- _Dataset entries_
--- --- ---
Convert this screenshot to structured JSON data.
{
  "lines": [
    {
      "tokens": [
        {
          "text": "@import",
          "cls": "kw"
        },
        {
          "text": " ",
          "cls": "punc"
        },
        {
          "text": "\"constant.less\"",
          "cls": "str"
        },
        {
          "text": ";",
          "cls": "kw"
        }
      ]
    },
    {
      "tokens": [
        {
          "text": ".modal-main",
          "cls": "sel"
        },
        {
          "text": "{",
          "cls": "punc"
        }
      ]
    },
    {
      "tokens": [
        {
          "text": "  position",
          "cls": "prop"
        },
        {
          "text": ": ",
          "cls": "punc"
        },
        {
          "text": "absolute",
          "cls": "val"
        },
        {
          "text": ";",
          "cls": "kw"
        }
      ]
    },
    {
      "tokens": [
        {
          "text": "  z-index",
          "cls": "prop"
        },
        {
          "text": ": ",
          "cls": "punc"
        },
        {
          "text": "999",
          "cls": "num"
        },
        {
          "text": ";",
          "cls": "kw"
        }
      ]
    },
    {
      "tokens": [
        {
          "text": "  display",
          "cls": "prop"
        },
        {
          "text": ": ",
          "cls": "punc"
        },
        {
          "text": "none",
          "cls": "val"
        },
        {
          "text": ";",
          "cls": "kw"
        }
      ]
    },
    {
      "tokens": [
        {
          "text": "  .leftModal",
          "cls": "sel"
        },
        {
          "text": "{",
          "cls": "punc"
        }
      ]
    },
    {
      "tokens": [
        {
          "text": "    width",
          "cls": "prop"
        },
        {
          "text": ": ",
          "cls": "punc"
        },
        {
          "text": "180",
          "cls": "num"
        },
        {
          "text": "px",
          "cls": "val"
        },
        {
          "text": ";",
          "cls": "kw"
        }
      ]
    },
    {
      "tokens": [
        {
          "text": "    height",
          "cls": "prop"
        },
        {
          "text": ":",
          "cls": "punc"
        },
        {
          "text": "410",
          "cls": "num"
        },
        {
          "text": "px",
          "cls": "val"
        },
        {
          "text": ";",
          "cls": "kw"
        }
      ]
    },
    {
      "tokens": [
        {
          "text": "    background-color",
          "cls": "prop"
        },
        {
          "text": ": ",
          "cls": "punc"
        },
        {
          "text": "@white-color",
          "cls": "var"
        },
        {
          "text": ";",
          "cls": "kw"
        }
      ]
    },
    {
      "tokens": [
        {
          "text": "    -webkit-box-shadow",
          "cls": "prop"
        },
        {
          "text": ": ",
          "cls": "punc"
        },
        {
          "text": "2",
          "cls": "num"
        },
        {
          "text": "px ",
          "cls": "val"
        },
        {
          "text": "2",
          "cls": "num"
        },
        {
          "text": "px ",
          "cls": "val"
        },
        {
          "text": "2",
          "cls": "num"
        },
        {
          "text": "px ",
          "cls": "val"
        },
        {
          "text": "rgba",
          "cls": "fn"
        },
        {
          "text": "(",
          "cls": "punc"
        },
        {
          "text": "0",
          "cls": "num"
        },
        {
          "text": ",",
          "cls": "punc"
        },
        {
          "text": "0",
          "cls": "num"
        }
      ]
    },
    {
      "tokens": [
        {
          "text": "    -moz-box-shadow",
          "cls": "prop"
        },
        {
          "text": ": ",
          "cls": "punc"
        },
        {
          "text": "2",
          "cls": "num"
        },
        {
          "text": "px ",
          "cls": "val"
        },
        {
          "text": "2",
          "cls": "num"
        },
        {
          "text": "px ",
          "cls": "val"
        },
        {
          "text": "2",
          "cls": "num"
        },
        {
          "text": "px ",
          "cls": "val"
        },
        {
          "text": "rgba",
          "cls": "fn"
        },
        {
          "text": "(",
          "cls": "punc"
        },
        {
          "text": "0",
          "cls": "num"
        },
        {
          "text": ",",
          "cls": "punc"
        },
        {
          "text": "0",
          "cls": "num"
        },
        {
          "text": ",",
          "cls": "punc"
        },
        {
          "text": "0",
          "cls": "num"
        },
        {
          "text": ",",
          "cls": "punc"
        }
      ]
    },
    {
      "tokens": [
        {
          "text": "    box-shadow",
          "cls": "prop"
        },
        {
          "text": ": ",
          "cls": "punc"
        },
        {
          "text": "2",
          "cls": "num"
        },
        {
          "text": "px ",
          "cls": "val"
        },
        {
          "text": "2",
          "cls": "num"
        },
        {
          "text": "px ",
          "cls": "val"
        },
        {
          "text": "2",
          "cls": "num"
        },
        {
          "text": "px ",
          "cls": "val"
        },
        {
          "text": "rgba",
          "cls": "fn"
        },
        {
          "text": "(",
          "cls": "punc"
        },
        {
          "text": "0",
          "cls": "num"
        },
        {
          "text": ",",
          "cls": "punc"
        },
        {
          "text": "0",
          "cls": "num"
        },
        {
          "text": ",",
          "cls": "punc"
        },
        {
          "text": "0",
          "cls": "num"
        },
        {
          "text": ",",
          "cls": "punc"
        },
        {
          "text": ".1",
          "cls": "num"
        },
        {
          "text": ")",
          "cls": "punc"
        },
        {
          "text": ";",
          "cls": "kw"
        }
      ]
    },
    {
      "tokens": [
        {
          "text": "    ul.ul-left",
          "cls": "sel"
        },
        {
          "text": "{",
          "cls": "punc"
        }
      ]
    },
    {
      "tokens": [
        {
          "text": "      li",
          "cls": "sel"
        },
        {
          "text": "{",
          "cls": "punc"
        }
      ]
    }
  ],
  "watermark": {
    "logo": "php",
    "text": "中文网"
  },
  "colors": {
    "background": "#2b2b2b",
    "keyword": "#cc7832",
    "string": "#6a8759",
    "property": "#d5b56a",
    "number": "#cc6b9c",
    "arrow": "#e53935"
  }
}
--- --- ---
- _What you will do_
Which lines contain the word "background"? Return each of them.

- _Solution_
          "text": "    background-color",
    "background": "#2b2b2b",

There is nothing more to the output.